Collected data
______________________________

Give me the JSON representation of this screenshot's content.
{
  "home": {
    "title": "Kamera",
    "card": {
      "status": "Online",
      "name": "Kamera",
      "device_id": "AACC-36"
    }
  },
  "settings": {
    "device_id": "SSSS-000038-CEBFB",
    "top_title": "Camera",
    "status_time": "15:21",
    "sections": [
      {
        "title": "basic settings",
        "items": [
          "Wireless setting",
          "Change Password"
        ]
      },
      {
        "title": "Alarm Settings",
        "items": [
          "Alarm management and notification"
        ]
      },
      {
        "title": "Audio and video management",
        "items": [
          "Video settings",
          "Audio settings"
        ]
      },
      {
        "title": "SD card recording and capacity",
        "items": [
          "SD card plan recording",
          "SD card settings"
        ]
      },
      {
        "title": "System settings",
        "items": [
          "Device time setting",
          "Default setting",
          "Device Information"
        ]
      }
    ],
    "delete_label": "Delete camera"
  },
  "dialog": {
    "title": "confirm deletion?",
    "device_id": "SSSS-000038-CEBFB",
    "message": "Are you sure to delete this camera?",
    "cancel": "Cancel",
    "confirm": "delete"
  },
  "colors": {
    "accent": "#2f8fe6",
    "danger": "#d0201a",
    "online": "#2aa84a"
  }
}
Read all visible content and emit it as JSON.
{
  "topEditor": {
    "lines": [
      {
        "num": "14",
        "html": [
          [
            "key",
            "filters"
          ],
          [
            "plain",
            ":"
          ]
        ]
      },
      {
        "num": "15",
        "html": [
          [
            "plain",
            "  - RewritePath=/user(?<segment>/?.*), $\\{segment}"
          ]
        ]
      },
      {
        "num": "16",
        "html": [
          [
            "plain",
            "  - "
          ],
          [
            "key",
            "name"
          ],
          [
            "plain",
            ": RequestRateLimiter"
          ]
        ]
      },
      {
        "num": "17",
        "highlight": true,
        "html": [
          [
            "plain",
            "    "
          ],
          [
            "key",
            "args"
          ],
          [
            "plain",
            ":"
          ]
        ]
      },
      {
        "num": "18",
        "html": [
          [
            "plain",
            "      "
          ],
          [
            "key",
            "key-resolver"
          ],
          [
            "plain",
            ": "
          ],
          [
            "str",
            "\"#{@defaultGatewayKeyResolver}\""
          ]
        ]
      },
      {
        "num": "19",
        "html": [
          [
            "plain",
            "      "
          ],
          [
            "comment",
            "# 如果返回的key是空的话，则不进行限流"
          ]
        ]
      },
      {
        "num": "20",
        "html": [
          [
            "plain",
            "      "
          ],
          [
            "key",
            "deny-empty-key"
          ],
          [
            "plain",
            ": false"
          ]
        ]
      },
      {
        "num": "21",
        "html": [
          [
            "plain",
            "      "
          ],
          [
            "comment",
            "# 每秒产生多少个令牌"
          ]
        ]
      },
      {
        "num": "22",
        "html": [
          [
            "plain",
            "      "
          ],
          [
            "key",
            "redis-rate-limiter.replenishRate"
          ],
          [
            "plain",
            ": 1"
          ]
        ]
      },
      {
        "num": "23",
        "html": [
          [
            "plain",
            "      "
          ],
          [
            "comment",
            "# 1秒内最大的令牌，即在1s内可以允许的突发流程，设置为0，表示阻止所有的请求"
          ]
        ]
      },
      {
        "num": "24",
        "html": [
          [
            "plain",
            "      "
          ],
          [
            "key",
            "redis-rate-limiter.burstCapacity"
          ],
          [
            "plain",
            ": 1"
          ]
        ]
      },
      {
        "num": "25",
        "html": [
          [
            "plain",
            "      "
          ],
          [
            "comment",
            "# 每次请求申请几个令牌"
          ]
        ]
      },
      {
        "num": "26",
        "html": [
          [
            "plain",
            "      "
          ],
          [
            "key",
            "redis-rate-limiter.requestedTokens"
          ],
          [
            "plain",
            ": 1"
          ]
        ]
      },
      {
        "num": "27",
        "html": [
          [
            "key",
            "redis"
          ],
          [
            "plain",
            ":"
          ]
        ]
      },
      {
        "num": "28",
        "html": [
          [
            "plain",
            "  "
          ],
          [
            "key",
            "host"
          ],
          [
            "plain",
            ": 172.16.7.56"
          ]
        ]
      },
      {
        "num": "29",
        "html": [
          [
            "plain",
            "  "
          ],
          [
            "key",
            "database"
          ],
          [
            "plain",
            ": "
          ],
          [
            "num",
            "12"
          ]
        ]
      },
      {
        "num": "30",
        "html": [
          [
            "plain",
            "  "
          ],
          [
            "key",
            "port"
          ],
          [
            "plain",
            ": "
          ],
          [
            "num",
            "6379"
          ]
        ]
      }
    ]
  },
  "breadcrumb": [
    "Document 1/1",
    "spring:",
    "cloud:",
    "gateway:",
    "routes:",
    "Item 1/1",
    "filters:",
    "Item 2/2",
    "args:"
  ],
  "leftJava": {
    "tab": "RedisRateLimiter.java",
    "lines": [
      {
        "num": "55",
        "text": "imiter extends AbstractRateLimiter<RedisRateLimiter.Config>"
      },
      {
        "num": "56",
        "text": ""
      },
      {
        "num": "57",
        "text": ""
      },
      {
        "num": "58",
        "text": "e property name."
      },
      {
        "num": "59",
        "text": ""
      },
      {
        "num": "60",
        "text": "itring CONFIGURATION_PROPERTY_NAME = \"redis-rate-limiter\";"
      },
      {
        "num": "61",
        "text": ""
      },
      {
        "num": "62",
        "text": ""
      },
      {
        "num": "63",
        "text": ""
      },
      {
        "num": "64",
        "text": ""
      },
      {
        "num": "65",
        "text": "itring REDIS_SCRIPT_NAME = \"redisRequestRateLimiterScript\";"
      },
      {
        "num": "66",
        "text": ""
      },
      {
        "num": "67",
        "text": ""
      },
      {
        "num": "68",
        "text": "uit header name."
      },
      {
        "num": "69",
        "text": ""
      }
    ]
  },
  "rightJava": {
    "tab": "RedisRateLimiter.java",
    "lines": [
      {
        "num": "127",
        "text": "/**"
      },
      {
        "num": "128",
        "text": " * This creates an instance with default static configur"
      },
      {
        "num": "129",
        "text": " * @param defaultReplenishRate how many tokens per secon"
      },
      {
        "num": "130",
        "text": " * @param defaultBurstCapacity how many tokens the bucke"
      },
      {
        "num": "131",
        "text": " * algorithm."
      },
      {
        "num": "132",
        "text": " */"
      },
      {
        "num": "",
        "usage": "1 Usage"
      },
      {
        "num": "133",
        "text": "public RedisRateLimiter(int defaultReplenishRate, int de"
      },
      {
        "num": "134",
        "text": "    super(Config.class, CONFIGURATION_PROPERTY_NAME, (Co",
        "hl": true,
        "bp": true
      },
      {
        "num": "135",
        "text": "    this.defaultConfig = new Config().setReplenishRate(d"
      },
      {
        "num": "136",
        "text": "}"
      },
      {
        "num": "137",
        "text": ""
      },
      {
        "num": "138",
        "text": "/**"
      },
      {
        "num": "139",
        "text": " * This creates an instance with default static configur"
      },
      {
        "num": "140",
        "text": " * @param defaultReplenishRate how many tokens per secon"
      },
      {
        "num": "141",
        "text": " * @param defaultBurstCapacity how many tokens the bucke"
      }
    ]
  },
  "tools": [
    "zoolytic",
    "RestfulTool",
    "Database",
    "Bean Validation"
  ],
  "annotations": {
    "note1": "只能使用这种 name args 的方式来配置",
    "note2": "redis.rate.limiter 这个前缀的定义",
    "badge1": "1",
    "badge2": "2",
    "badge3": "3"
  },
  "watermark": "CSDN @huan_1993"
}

______________________________

Show, from the material above, each line that includes the string "content".

Give me the JSON representation of this screenshot's content.
Read all visible content and emit it as JSON.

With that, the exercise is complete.